### Task to complete
Go through the listing below and list every line with "Hình".

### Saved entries
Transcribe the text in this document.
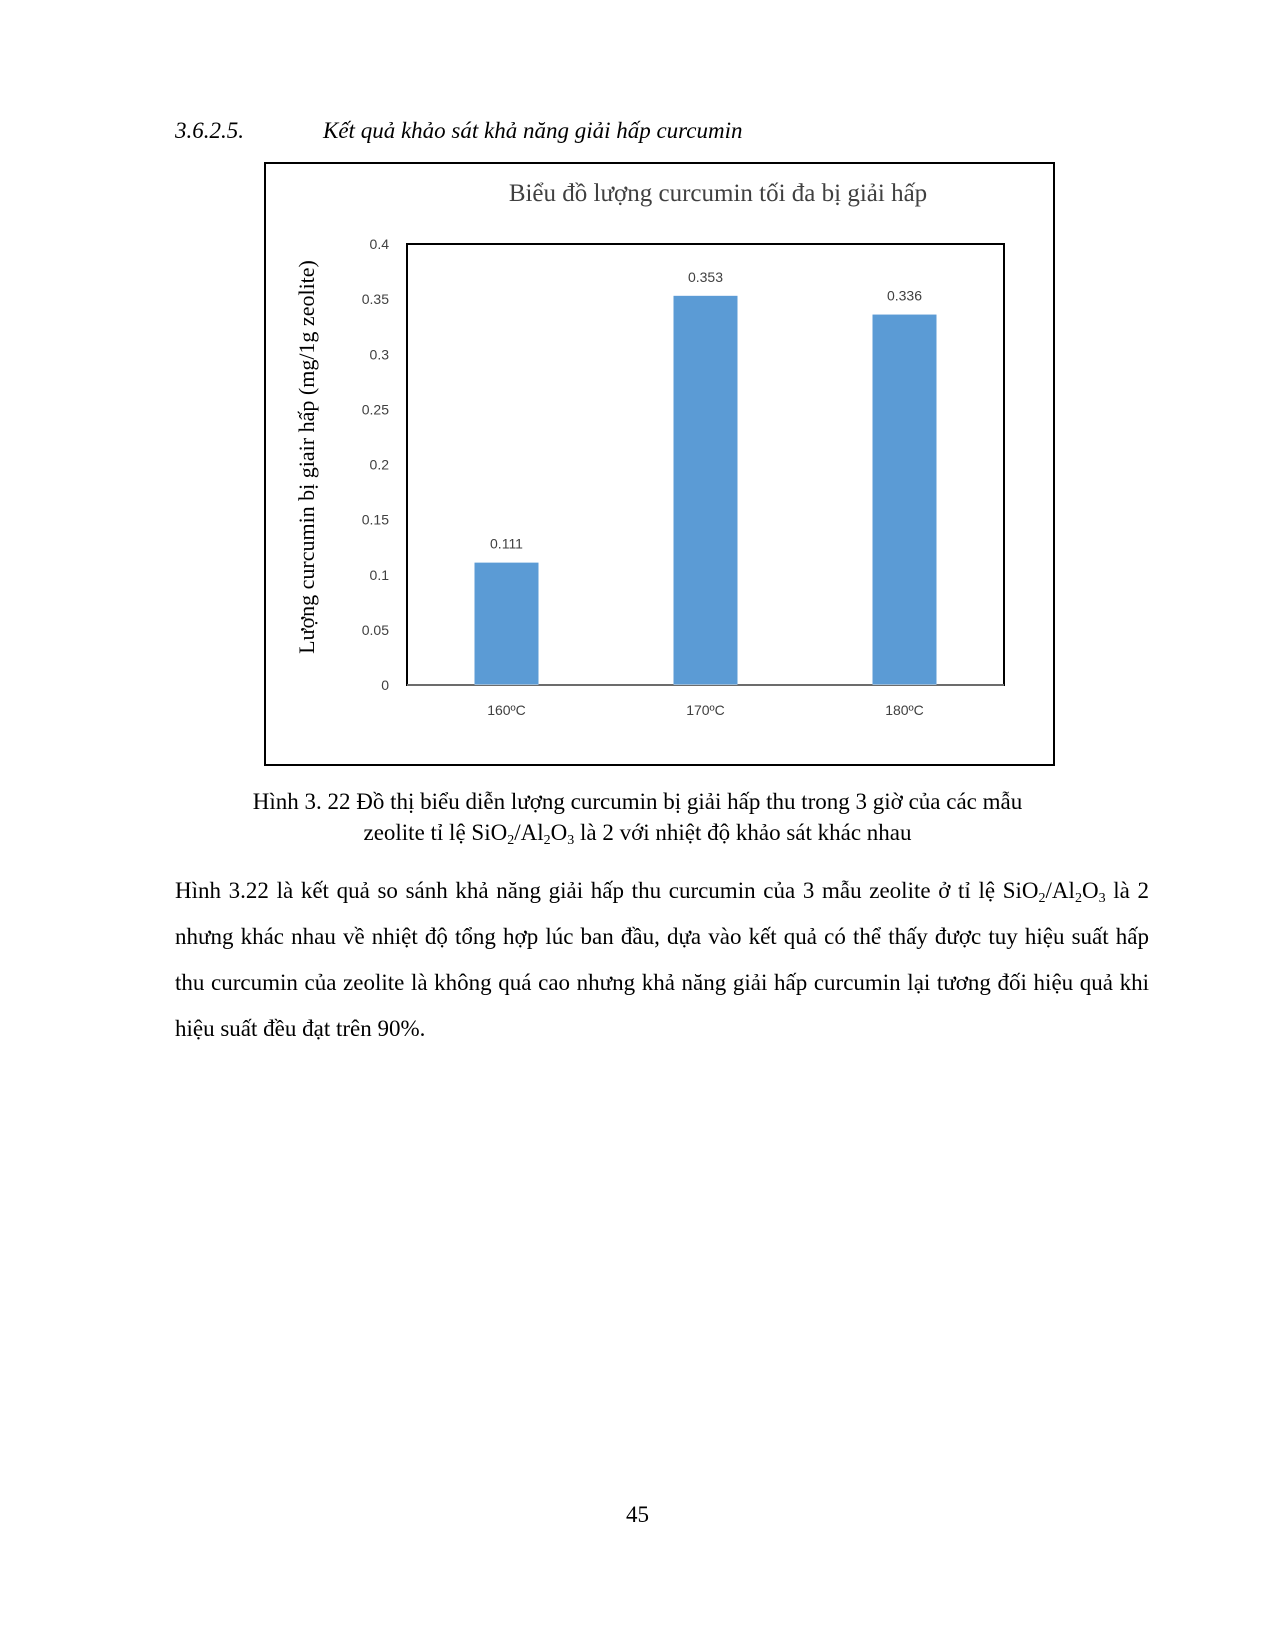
3.6.2.5.	Kết quả khảo sát khả năng giải hấp curcumin
Biểu đồ lượng curcumin tối đa bị giải hấp
Lượng curcumin bị giair hấp (mg/1g zeolite)
0
0.05
0.1
0.15
0.2
0.25
0.3
0.35
0.4
0.111
0.353
0.336
160ºC	170ºC	180ºC
Hình 3. 22 Đồ thị biểu diễn lượng curcumin bị giải hấp thu trong 3 giờ của các mẫu
zeolite tỉ lệ $SiO_2/Al_2O_3$ là 2 với nhiệt độ khảo sát khác nhau
Hình 3.22 là kết quả so sánh khả năng giải hấp thu curcumin của 3 mẫu zeolite ở tỉ lệ $SiO_2/Al_2O_3$ là 2 nhưng khác nhau về nhiệt độ tổng hợp lúc ban đầu, dựa vào kết quả có thể thấy được tuy hiệu suất hấp thu curcumin của zeolite là không quá cao nhưng khả năng giải hấp curcumin lại tương đối hiệu quả khi hiệu suất đều đạt trên 90%.
45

### Answer below
Hình 3. 22 Đồ thị biểu diễn lượng curcumin bị giải hấp thu trong 3 giờ của các mẫu
Hình 3.22 là kết quả so sánh khả năng giải hấp thu curcumin của 3 mẫu zeolite ở tỉ lệ $SiO_2/Al_2O_3$ là 2 nhưng khác nhau về nhiệt độ tổng hợp lúc ban đầu, dựa vào kết quả có thể thấy được tuy hiệu suất hấp thu curcumin của zeolite là không quá cao nhưng khả năng giải hấp curcumin lại tương đối hiệu quả khi hiệu suất đều đạt trên 90%.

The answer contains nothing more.